Hanno inoltre una grande importanza il tipo di focus e persino gli intricati dettagli di ogni istruzione ricevuta. I giocatori di alto livello trarranno maggiori benefici dalle istruzioni di focus esterno rispetto ai principianti. Hanno giocato a tennis a sufficienza per sapere come colpire la palla.

Ma le istruzioni di focus esterno possono essere di tipo tecnico o ambientale.
Per esempio, se chiedo a un giocatore di focalizzare l’attenzione su una funzione della sua racchetta, potremmo considerare questa indicazione come focus esterno basato sulla tecnica. Mentre se chiedo a un giocatore di focalizzare l’attenzione sulla traiettoria della palla o verso qualche punto del campo da colpire, questo sarebbe un esempio di istruzione di focus esterno ambientale. Alcuni studi svolti tra i giocatori di alto livello indicano le istruzioni distali come le più efficaci: più lontano sarà il punto a cui rivolgere l’attenzione rispetto al corpo, migliore sarà la prestazione (come il bersaglio che è più lontano rispetto alla racchetta).
----
Istruzioni di lavoro:
Scrivi il seguito del testo qui sopra sulle istruzioni di focus esterno nel tennis, riprendendo dopo la sua ultima frase.

[Voci di dati raccolte]
----
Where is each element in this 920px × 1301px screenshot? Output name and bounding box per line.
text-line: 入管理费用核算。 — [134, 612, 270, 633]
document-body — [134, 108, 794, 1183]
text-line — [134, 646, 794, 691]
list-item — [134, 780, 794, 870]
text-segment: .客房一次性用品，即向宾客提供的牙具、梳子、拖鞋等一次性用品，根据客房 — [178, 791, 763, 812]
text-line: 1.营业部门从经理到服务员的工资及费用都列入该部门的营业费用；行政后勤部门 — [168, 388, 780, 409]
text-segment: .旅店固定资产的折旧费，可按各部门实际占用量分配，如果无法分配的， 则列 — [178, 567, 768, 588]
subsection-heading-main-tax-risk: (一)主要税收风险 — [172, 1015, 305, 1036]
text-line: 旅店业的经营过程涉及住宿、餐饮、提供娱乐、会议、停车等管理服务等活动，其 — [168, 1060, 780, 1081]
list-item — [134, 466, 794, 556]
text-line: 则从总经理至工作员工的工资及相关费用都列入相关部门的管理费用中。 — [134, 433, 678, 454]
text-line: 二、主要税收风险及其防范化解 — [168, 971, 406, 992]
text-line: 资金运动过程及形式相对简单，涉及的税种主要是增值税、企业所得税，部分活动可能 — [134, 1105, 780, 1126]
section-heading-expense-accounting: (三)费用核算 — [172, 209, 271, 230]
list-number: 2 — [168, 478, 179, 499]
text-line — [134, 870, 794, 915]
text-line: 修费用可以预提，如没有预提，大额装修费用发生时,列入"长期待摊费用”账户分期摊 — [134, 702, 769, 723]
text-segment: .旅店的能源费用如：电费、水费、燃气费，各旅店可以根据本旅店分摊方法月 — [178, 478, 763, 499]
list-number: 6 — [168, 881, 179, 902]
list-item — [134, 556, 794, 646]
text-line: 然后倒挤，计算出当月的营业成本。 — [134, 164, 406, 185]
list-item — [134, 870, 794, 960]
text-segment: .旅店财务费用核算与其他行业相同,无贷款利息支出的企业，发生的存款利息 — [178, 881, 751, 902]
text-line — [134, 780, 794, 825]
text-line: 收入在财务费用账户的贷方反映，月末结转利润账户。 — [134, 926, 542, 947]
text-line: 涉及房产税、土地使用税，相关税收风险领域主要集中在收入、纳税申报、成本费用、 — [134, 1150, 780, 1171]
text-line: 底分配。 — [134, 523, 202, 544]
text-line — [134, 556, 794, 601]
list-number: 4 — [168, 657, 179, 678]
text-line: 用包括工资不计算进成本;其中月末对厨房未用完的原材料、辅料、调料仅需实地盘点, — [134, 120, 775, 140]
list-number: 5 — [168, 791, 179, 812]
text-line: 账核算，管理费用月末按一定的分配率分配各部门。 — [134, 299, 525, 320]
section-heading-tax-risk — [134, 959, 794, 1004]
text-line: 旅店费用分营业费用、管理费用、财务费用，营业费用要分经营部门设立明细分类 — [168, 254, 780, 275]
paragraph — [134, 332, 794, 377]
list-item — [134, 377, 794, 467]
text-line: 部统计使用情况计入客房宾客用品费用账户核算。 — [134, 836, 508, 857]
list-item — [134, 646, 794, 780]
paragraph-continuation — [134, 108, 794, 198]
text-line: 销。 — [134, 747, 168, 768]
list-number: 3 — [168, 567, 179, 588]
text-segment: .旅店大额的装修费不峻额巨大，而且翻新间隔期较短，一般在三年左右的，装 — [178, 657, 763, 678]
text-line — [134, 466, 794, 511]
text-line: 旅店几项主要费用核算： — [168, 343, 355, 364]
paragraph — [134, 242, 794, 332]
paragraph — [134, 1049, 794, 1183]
----
Risposta:
Queste conoscenze possono aiutarci a modificare le istruzioni da dare ai nostri allievi nel corso dell’anno. Nella fase competitiva potrebbe essere controproducente dire a un giocatore di portare l’attenzione sul movimento della racchetta (pur essendo un’istruzione di tipo esterno). In questa fase della stagione è più appropriato portare l’attenzione sulla palla, su un bersaglio o persino su certe caratteristiche dell’avversario (come si muove, la sua posizione, come si prepara ai vari tipi di colpo, ecc.)

Infine, quando gli allenatori usano delle istruzioni con focus di tipo interno, solitamente non sono interessati al risultato del colpo. A parer mio, questa è una buona cosa: lo scopo è infatti modificare la biomeccanica del movimento. Se invece viene fissato un bersaglio da colpire, solitamente è quello il punto su cui portare l’attenzione. Per cui ha senso che la ricerca sulle istruzioni con focus interno o esterno propenda per quello esterno: quello che conta è il risultato! Ma in certi casi non conta il risultato: soprattutto quando si allena la tecnica (ad esempio quando si vuole migliorare la posizione di un braccio o di una gamba). La prevenzione degli infortuni è l’esempio di un modo per usare il focus interno per mettere a punto la tecnica.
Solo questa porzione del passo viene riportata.